WHAT YOU WILL DO: Transcribe the records below exactly, leaving out any pictures.
★ ★ ★ ★
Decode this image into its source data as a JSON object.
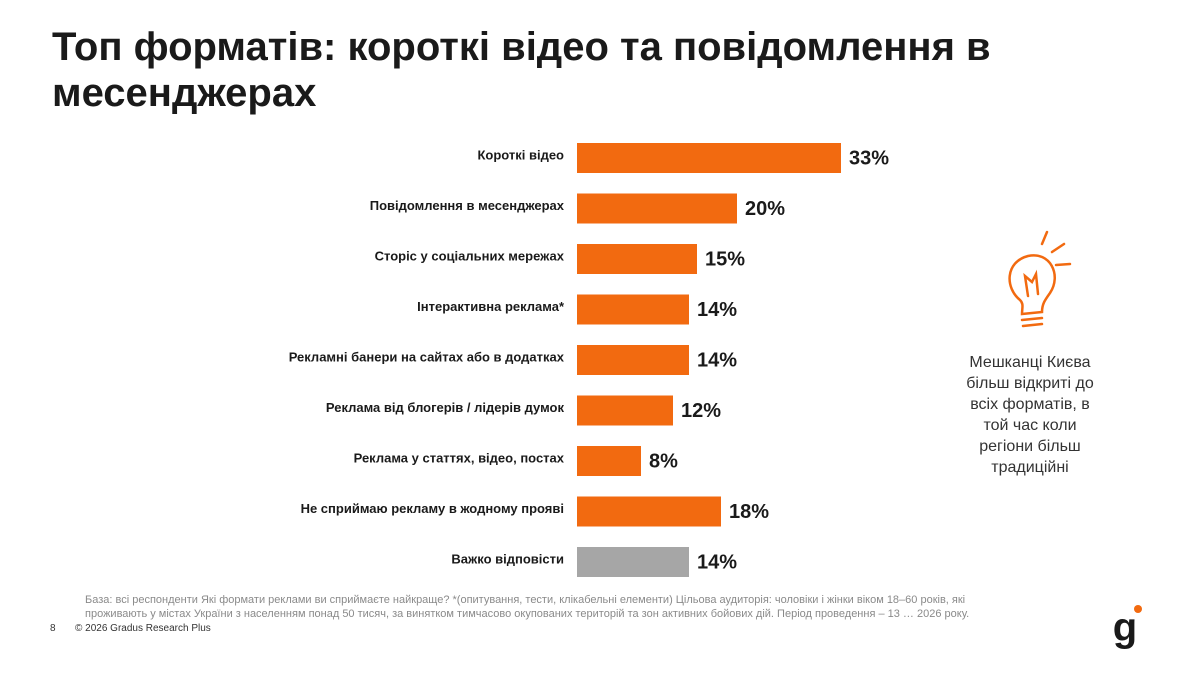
{
  "chart_data": {
    "type": "bar",
    "orientation": "horizontal",
    "title": "Топ форматів: короткі відео та повідомлення в месенджерах",
    "categories": [
      "Короткі відео",
      "Повідомлення в месенджерах",
      "Сторіс у соціальних мережах",
      "Інтерактивна реклама*",
      "Рекламні банери на сайтах або в додатках",
      "Реклама від блогерів / лідерів думок",
      "Реклама у статтях, відео, постах",
      "Не сприймаю рекламу в жодному прояві",
      "Важко відповісти"
    ],
    "values": [
      33,
      20,
      15,
      14,
      14,
      12,
      8,
      18,
      14
    ],
    "value_labels": [
      "33%",
      "20%",
      "15%",
      "14%",
      "14%",
      "12%",
      "8%",
      "18%",
      "14%"
    ],
    "colors": [
      "#f26a10",
      "#f26a10",
      "#f26a10",
      "#f26a10",
      "#f26a10",
      "#f26a10",
      "#f26a10",
      "#f26a10",
      "#a6a6a6"
    ]
  },
  "note": [
    "Мешканці Києва",
    "більш відкриті до",
    "всіх форматів, в",
    "той час коли",
    "регіони більш",
    "традиційні"
  ],
  "footnote": "База: всі респонденти Які формати реклами ви сприймаєте найкраще? *(опитування, тести, клікабельні елементи)   Цільова аудиторія: чоловіки і жінки віком 18–60 років, які проживають у містах України з населенням понад 50 тисяч, за винятком тимчасово окупованих територій та зон активних бойових дій. Період проведення – 13 … 2026 року.",
  "page_number": "8",
  "copyright": "© 2026 Gradus Research Plus",
  "logo": "g"
}
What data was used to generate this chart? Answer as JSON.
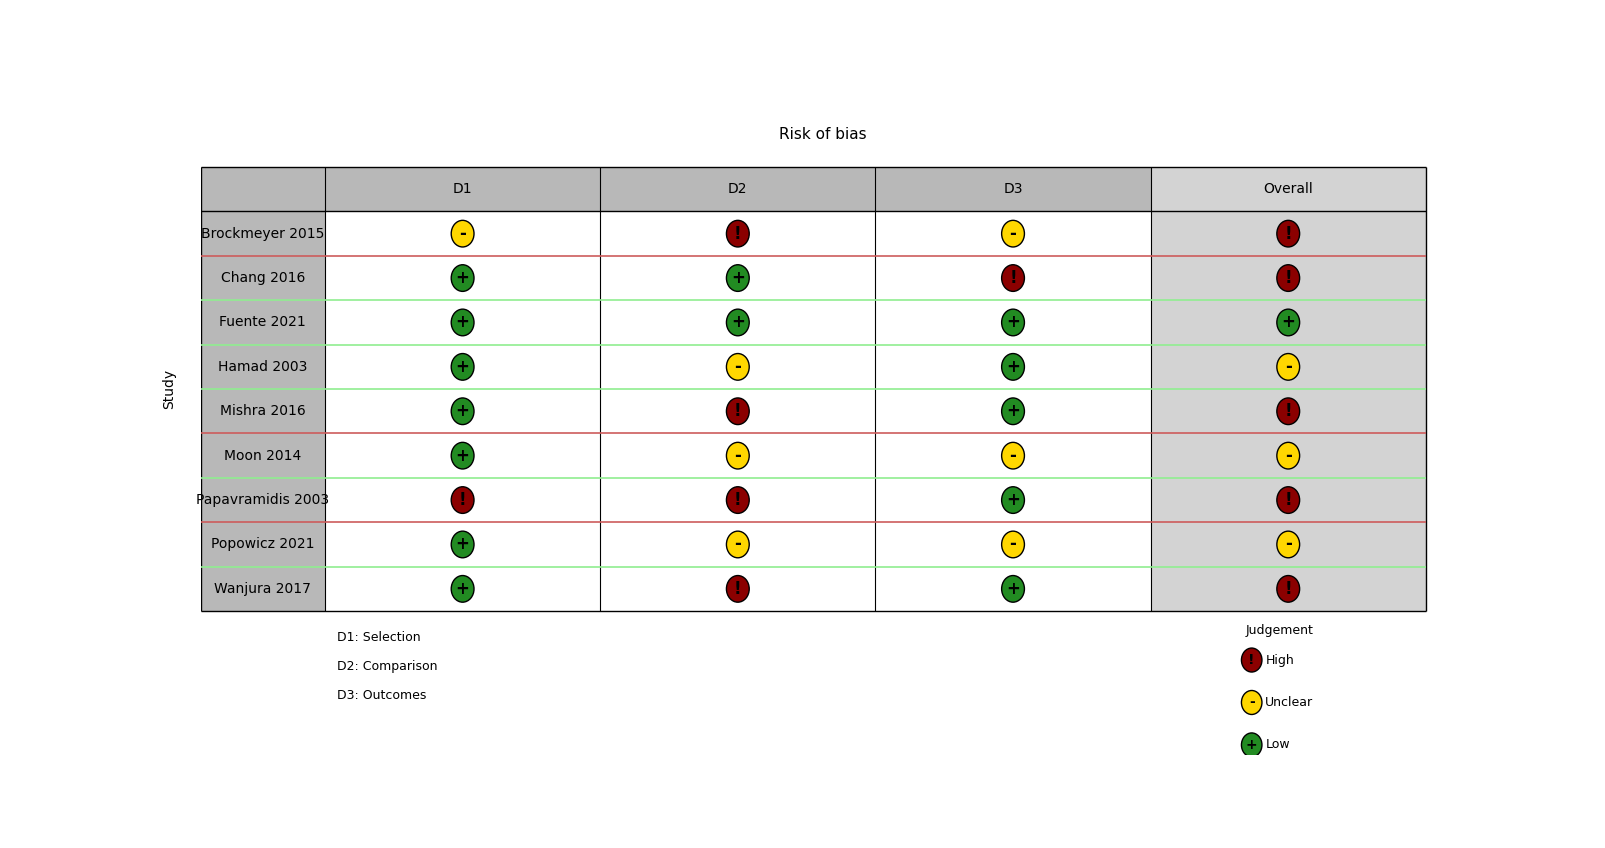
{
  "title": "Risk of bias",
  "ylabel": "Study",
  "columns": [
    "D1",
    "D2",
    "D3",
    "Overall"
  ],
  "studies": [
    "Brockmeyer 2015",
    "Chang 2016",
    "Fuente 2021",
    "Hamad 2003",
    "Mishra 2016",
    "Moon 2014",
    "Papavramidis 2003",
    "Popowicz 2021",
    "Wanjura 2017"
  ],
  "data": [
    [
      "unclear",
      "high",
      "unclear",
      "high"
    ],
    [
      "low",
      "low",
      "high",
      "high"
    ],
    [
      "low",
      "low",
      "low",
      "low"
    ],
    [
      "low",
      "unclear",
      "low",
      "unclear"
    ],
    [
      "low",
      "high",
      "low",
      "high"
    ],
    [
      "low",
      "unclear",
      "unclear",
      "unclear"
    ],
    [
      "high",
      "high",
      "low",
      "high"
    ],
    [
      "low",
      "unclear",
      "unclear",
      "unclear"
    ],
    [
      "low",
      "high",
      "low",
      "high"
    ]
  ],
  "colors": {
    "high": "#8B0000",
    "unclear": "#FFD700",
    "low": "#228B22"
  },
  "symbols": {
    "high": "!",
    "unclear": "-",
    "low": "+"
  },
  "row_separator_colors": [
    "#CD5C5C",
    "#90EE90",
    "#90EE90",
    "#90EE90",
    "#CD5C5C",
    "#90EE90",
    "#CD5C5C",
    "#90EE90",
    "#90EE90"
  ],
  "footnote_lines": [
    "D1: Selection",
    "D2: Comparison",
    "D3: Outcomes"
  ],
  "legend_title": "Judgement",
  "legend_items": [
    "High",
    "Unclear",
    "Low"
  ],
  "legend_judgments": [
    "high",
    "unclear",
    "low"
  ],
  "study_col_bg": "#B8B8B8",
  "header_bg": "#B8B8B8",
  "overall_col_bg": "#D3D3D3",
  "data_col_bg": "#FFFFFF",
  "title_fontsize": 11,
  "label_fontsize": 10,
  "cell_fontsize": 10,
  "footnote_fontsize": 9,
  "legend_fontsize": 9
}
★ ★ ★ ★
FINISHED ANSWER:
Decode this image into its source data as a JSON object.
{
  "chart_data": {
    "type": "bar",
    "orientation": "horizontal",
    "title": "Топ форматів: короткі відео та повідомлення в месенджерах",
    "categories": [
      "Короткі відео",
      "Повідомлення в месенджерах",
      "Сторіс у соціальних мережах",
      "Інтерактивна реклама*",
      "Рекламні банери на сайтах або в додатках",
      "Реклама від блогерів / лідерів думок",
      "Реклама у статтях, відео, постах",
      "Не сприймаю рекламу в жодному прояві",
      "Важко відповісти"
    ],
    "values": [
      33,
      20,
      15,
      14,
      14,
      12,
      8,
      18,
      14
    ],
    "value_labels": [
      "33%",
      "20%",
      "15%",
      "14%",
      "14%",
      "12%",
      "8%",
      "18%",
      "14%"
    ],
    "colors": [
      "#f26a10",
      "#f26a10",
      "#f26a10",
      "#f26a10",
      "#f26a10",
      "#f26a10",
      "#f26a10",
      "#f26a10",
      "#a6a6a6"
    ]
  },
  "note": [
    "Мешканці Києва",
    "більш відкриті до",
    "всіх форматів, в",
    "той час коли",
    "регіони більш",
    "традиційні"
  ],
  "footnote": "База: всі респонденти Які формати реклами ви сприймаєте найкраще? *(опитування, тести, клікабельні елементи)   Цільова аудиторія: чоловіки і жінки віком 18–60 років, які проживають у містах України з населенням понад 50 тисяч, за винятком тимчасово окупованих територій та зон активних бойових дій. Період проведення – 13 … 2026 року.",
  "page_number": "8",
  "copyright": "© 2026 Gradus Research Plus",
  "logo": "g"
}
What data was used to generate this chart? Answer as JSON.
{
  "title": "Risk of bias",
  "ylabel": "Study",
  "columns": [
    "D1",
    "D2",
    "D3",
    "Overall"
  ],
  "studies": [
    "Brockmeyer 2015",
    "Chang 2016",
    "Fuente 2021",
    "Hamad 2003",
    "Mishra 2016",
    "Moon 2014",
    "Papavramidis 2003",
    "Popowicz 2021",
    "Wanjura 2017"
  ],
  "data": [
    [
      "unclear",
      "high",
      "unclear",
      "high"
    ],
    [
      "low",
      "low",
      "high",
      "high"
    ],
    [
      "low",
      "low",
      "low",
      "low"
    ],
    [
      "low",
      "unclear",
      "low",
      "unclear"
    ],
    [
      "low",
      "high",
      "low",
      "high"
    ],
    [
      "low",
      "unclear",
      "unclear",
      "unclear"
    ],
    [
      "high",
      "high",
      "low",
      "high"
    ],
    [
      "low",
      "unclear",
      "unclear",
      "unclear"
    ],
    [
      "low",
      "high",
      "low",
      "high"
    ]
  ],
  "colors": {
    "high": "#8B0000",
    "unclear": "#FFD700",
    "low": "#228B22"
  },
  "symbols": {
    "high": "!",
    "unclear": "-",
    "low": "+"
  },
  "row_separator_colors": [
    "#CD5C5C",
    "#90EE90",
    "#90EE90",
    "#90EE90",
    "#CD5C5C",
    "#90EE90",
    "#CD5C5C",
    "#90EE90",
    "#90EE90"
  ],
  "footnote_lines": [
    "D1: Selection",
    "D2: Comparison",
    "D3: Outcomes"
  ],
  "legend_title": "Judgement",
  "legend_items": [
    "High",
    "Unclear",
    "Low"
  ],
  "legend_judgments": [
    "high",
    "unclear",
    "low"
  ],
  "study_col_bg": "#B8B8B8",
  "header_bg": "#B8B8B8",
  "overall_col_bg": "#D3D3D3",
  "data_col_bg": "#FFFFFF",
  "title_fontsize": 11,
  "label_fontsize": 10,
  "cell_fontsize": 10,
  "footnote_fontsize": 9,
  "legend_fontsize": 9
}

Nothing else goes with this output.